Of all the lines in this data, how many include "University"? Respond with the number only.

§ **Supplied material**
----------
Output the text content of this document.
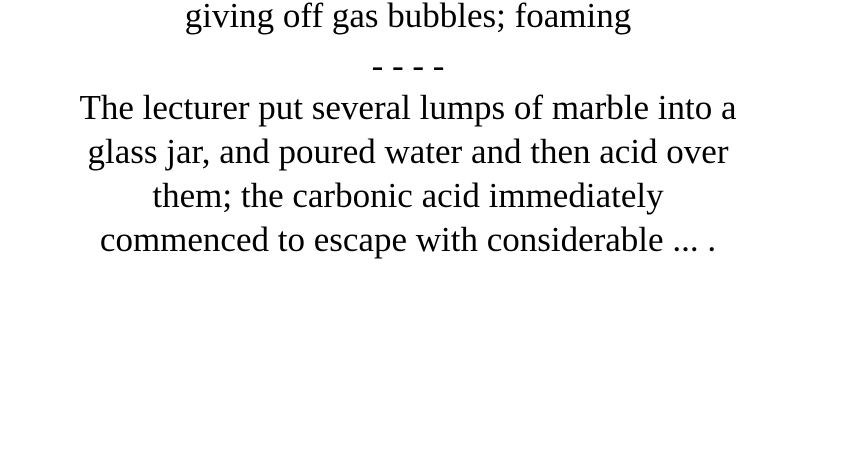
giving off gas bubbles; foaming
- - - -
The lecturer put several lumps of marble into a
glass jar, and poured water and then acid over
them; the carbonic acid immediately
commenced to escape with considerable ... .
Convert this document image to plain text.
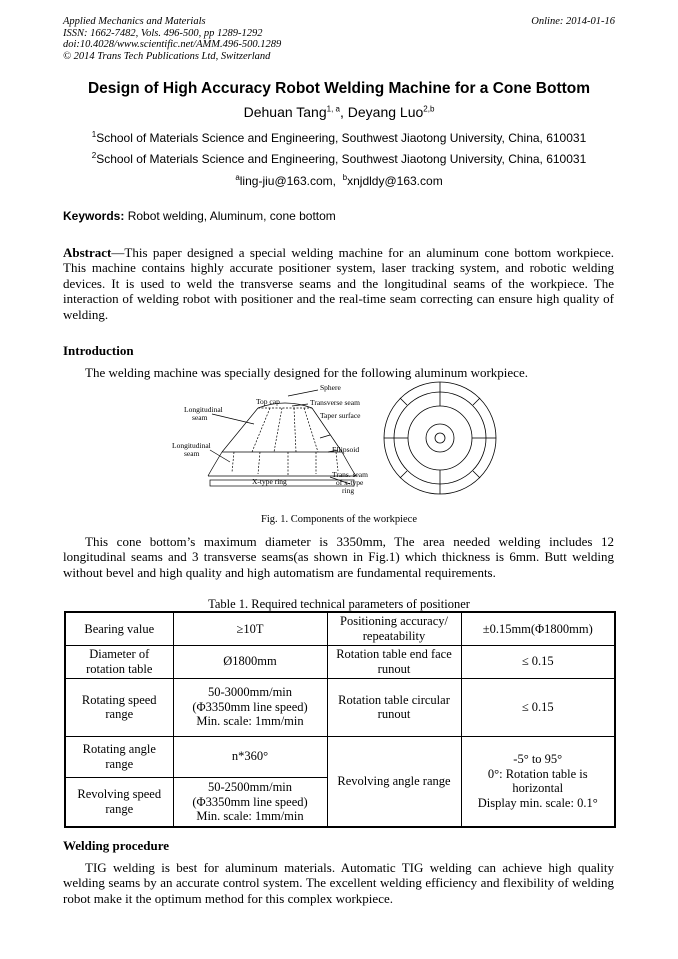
Applied Mechanics and Materials
ISSN: 1662-7482, Vols. 496-500, pp 1289-1292
doi:10.4028/www.scientific.net/AMM.496-500.1289
© 2014 Trans Tech Publications Ltd, Switzerland
Online: 2014-01-16
Design of High Accuracy Robot Welding Machine for a Cone Bottom
Dehuan Tang$^{1, a}$, Deyang Luo$^{2,b}$
$^1$School of Materials Science and Engineering, Southwest Jiaotong University, China, 610031
$^2$School of Materials Science and Engineering, Southwest Jiaotong University, China, 610031
$^a$ling-jiu@163.com, $^b$xnjdldy@163.com
Keywords: Robot welding, Aluminum, cone bottom
Abstract—This paper designed a special welding machine for an aluminum cone bottom workpiece. This machine contains highly accurate positioner system, laser tracking system, and robotic welding devices. It is used to weld the transverse seams and the longitudinal seams of the workpiece. The interaction of welding robot with positioner and the real-time seam correcting can ensure high quality of welding.
Introduction
The welding machine was specially designed for the following aluminum workpiece.
Sphere
Top cap	Transverse seam
Taper surface
Longitudinal
seam
Longitudinal
seam	Ellipsoid
Trans. seam
of x-type
ring
X-type ring
Fig. 1. Components of the workpiece
This cone bottom’s maximum diameter is 3350mm, The area needed welding includes 12 longitudinal seams and 3 transverse seams(as shown in Fig.1) which thickness is 6mm. Butt welding without bevel and high quality and high automatism are fundamental requirements.
Table 1. Required technical parameters of positioner
Bearing value	≥10T	Positioning accuracy/ repeatability	±0.15mm(Φ1800mm)
Diameter of rotation table	Ø1800mm	Rotation table end face runout	≤ 0.15
Rotating speed range	50-3000mm/min
(Φ3350mm line speed)
Min. scale: 1mm/min	Rotation table circular runout	≤ 0.15
Rotating angle range	n*360°	Revolving angle range	-5° to 95°
0°: Rotation table is horizontal
Display min. scale: 0.1°

Revolving speed range	50-2500mm/min
(Φ3350mm line speed)
Min. scale: 1mm/min		
Welding procedure
TIG welding is best for aluminum materials. Automatic TIG welding can achieve high quality welding seams by an accurate control system. The excellent welding efficiency and flexibility of welding robot make it the optimum method for this complex workpiece.
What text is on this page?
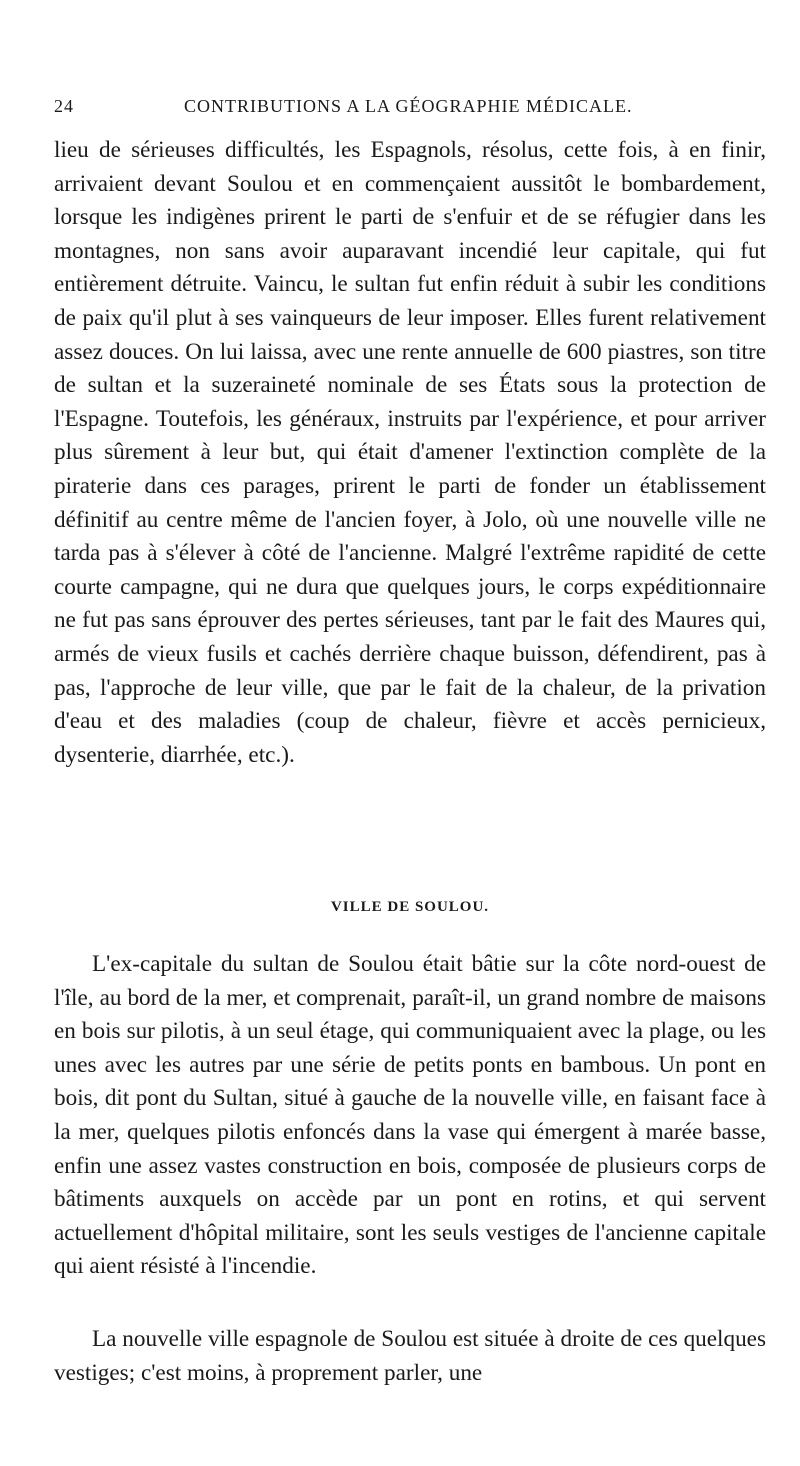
24	CONTRIBUTIONS A LA GÉOGRAPHIE MÉDICALE.

lieu de sérieuses difficultés, les Espagnols, résolus, cette fois, à en finir, arrivaient devant Soulou et en commençaient aussitôt le bombardement, lorsque les indigènes prirent le parti de s'enfuir et de se réfugier dans les montagnes, non sans avoir auparavant incendié leur capitale, qui fut entièrement détruite. Vaincu, le sultan fut enfin réduit à subir les conditions de paix qu'il plut à ses vainqueurs de leur imposer. Elles furent relativement assez douces. On lui laissa, avec une rente annuelle de 600 piastres, son titre de sultan et la suzeraineté nominale de ses États sous la protection de l'Espagne. Toutefois, les généraux, instruits par l'expérience, et pour arriver plus sûrement à leur but, qui était d'amener l'extinction complète de la piraterie dans ces parages, prirent le parti de fonder un établissement définitif au centre même de l'ancien foyer, à Jolo, où une nouvelle ville ne tarda pas à s'élever à côté de l'ancienne. Malgré l'extrême rapidité de cette courte campagne, qui ne dura que quelques jours, le corps expéditionnaire ne fut pas sans éprouver des pertes sérieuses, tant par le fait des Maures qui, armés de vieux fusils et cachés derrière chaque buisson, défendirent, pas à pas, l'approche de leur ville, que par le fait de la chaleur, de la privation d'eau et des maladies (coup de chaleur, fièvre et accès pernicieux, dysenterie, diarrhée, etc.).

VILLE DE SOULOU.

L'ex-capitale du sultan de Soulou était bâtie sur la côte nord-ouest de l'île, au bord de la mer, et comprenait, paraît-il, un grand nombre de maisons en bois sur pilotis, à un seul étage, qui communiquaient avec la plage, ou les unes avec les autres par une série de petits ponts en bambous. Un pont en bois, dit pont du Sultan, situé à gauche de la nouvelle ville, en faisant face à la mer, quelques pilotis enfoncés dans la vase qui émergent à marée basse, enfin une assez vastes construction en bois, composée de plusieurs corps de bâtiments auxquels on accède par un pont en rotins, et qui servent actuellement d'hôpital militaire, sont les seuls vestiges de l'ancienne capitale qui aient résisté à l'incendie.

La nouvelle ville espagnole de Soulou est située à droite de ces quelques vestiges; c'est moins, à proprement parler, une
----------
§ **Output below**
2